Set exercise: Below are records. Copy every line with "content" in it.
::: Dataset excerpts :::
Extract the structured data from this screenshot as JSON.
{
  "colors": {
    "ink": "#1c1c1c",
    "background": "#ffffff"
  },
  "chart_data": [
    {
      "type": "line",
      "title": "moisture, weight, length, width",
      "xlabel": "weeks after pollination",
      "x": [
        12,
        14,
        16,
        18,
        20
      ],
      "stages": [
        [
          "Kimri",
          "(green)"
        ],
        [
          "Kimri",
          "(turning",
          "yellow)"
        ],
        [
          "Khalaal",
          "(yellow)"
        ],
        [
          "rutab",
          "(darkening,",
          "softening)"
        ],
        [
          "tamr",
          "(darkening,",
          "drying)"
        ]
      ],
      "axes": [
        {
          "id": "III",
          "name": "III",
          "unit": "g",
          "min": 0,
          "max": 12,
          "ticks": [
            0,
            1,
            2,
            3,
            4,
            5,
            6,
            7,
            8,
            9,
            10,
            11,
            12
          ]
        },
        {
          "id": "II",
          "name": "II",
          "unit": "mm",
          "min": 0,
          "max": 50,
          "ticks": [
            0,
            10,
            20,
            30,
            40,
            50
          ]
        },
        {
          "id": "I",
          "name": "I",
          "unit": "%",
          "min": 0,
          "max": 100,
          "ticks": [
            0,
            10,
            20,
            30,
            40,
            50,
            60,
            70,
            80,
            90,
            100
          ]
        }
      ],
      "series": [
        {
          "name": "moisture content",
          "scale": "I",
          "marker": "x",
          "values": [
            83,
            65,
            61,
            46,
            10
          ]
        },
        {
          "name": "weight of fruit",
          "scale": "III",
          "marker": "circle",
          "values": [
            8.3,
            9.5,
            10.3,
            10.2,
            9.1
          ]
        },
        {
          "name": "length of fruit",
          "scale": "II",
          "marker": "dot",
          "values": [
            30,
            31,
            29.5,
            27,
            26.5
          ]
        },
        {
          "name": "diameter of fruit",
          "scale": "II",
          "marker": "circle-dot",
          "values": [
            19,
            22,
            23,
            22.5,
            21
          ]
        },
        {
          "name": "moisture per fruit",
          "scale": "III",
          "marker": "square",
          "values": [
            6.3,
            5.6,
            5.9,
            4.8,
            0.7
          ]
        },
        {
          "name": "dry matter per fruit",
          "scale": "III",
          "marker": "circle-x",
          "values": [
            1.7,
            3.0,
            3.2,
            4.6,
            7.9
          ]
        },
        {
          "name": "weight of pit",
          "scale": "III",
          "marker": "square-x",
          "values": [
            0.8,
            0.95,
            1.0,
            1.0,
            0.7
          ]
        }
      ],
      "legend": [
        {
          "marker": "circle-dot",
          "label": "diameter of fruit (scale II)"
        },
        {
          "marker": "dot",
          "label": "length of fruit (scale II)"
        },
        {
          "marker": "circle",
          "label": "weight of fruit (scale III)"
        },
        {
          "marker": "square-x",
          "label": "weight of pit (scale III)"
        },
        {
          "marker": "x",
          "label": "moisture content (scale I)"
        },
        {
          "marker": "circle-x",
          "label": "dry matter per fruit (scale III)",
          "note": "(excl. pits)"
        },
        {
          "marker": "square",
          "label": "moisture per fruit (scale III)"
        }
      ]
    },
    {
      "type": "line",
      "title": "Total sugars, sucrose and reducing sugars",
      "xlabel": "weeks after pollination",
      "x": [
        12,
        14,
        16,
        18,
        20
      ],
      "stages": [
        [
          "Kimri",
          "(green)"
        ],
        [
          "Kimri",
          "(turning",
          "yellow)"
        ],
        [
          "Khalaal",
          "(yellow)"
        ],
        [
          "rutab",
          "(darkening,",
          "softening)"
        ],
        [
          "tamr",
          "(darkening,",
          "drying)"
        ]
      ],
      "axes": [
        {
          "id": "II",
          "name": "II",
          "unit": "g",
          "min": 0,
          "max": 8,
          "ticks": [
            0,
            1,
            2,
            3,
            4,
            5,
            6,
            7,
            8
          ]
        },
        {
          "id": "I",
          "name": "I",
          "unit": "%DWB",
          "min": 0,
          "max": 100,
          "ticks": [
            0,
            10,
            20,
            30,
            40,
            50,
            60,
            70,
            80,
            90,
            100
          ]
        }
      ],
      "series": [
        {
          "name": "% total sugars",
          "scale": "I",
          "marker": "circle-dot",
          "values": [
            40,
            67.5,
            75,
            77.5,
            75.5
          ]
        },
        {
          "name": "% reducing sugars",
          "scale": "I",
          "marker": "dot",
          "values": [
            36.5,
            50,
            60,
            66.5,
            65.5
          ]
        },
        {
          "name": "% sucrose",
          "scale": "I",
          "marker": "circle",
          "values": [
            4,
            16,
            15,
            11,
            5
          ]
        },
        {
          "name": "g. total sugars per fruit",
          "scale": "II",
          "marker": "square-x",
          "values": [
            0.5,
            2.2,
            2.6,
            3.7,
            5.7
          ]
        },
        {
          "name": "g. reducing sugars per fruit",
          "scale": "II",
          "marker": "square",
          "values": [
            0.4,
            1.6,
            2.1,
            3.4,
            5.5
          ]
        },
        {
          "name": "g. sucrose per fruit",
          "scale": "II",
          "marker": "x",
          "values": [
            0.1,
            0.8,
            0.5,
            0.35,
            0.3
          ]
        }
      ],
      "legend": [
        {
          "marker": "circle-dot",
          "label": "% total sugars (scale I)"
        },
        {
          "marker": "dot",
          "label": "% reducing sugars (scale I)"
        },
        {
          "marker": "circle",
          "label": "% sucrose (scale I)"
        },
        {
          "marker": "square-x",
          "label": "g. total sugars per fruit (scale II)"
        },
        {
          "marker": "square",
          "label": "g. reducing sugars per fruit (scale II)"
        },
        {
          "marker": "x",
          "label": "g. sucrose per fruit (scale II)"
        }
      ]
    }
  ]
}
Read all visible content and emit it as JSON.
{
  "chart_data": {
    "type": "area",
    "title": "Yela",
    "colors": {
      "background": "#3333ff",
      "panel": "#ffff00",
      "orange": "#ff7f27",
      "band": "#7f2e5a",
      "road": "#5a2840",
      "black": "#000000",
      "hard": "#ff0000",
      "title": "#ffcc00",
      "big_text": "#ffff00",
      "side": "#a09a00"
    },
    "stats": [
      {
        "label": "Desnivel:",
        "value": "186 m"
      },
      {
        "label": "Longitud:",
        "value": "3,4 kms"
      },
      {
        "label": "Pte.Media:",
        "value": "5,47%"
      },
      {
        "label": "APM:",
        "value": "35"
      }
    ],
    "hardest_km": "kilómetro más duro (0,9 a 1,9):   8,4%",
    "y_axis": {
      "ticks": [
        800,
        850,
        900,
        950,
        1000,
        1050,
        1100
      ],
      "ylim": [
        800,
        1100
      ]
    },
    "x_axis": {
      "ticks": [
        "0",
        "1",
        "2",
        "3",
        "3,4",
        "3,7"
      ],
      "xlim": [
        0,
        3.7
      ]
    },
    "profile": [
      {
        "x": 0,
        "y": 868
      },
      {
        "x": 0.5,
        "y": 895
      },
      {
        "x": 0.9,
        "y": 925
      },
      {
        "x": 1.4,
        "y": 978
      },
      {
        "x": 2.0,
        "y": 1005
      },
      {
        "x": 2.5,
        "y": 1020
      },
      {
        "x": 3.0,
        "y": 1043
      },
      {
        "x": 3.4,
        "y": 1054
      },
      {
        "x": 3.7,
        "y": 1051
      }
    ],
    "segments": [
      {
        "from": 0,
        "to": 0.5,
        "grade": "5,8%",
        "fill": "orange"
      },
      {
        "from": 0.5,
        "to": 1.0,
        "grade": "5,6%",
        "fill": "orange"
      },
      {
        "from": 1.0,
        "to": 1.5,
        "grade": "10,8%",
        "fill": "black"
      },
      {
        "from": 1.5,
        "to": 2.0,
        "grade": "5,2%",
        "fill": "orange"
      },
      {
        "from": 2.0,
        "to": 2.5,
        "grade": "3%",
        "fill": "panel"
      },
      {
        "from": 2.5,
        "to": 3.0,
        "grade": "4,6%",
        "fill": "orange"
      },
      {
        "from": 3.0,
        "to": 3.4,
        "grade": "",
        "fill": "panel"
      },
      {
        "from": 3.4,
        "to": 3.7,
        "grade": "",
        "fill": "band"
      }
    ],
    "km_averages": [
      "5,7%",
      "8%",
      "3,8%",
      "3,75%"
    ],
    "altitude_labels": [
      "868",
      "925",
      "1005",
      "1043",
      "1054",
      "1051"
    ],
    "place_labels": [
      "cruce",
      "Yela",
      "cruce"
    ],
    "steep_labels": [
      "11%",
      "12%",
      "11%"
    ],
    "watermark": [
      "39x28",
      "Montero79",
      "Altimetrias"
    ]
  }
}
:::
Answer:
          "name": "moisture content",
          "label": "moisture content (scale I)"
Read all visible content and emit it as JSON.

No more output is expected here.